Work required:
Report the number of lines in these entries that contain "Erie". Write only the number.

Extracted data entries
--*--

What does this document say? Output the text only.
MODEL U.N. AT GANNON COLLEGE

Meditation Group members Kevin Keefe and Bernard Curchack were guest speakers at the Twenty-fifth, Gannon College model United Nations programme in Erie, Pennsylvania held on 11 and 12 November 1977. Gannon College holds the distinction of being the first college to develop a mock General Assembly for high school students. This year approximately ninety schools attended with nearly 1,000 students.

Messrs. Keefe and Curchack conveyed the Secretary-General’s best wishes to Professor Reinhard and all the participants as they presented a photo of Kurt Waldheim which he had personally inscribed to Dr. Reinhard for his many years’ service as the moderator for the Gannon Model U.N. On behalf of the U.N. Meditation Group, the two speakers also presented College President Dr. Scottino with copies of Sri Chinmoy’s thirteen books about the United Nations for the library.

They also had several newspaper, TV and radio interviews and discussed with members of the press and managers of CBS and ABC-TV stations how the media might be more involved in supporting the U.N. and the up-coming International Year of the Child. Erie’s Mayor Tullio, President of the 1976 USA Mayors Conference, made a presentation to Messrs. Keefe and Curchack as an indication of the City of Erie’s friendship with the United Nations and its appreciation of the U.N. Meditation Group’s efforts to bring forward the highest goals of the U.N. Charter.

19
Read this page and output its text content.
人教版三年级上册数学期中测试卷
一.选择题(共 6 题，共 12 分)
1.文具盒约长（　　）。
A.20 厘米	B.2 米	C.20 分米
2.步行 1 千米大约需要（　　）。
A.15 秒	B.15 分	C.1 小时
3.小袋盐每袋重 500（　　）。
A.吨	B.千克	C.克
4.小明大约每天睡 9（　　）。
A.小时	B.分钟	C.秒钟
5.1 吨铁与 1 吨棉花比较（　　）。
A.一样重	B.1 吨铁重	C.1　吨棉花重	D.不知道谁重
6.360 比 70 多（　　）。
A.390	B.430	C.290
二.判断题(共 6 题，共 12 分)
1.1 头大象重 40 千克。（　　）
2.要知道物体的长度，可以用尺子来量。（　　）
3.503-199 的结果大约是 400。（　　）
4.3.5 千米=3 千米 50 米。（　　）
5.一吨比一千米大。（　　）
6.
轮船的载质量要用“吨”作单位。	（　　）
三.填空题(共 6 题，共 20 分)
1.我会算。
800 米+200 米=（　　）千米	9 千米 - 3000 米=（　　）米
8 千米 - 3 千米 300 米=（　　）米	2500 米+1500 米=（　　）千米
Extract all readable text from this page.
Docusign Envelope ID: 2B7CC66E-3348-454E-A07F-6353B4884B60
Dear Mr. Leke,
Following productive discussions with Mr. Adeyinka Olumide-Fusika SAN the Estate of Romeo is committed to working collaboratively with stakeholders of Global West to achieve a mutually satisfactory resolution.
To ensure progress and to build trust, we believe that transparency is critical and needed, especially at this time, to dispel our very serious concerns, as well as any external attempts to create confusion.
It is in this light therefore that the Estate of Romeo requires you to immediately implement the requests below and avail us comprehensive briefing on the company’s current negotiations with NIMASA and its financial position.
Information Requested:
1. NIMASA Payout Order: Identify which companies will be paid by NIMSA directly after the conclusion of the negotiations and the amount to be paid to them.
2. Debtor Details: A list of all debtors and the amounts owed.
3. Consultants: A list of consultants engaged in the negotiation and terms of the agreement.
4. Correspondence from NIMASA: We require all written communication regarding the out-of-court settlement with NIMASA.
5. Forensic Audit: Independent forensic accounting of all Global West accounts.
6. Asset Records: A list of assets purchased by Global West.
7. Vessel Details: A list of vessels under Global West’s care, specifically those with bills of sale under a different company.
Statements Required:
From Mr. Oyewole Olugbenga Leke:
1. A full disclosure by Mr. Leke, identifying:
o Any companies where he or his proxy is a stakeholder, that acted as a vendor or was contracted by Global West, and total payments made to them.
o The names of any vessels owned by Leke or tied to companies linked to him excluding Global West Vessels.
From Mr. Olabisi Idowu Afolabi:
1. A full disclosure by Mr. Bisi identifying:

--*--

Full answer:
2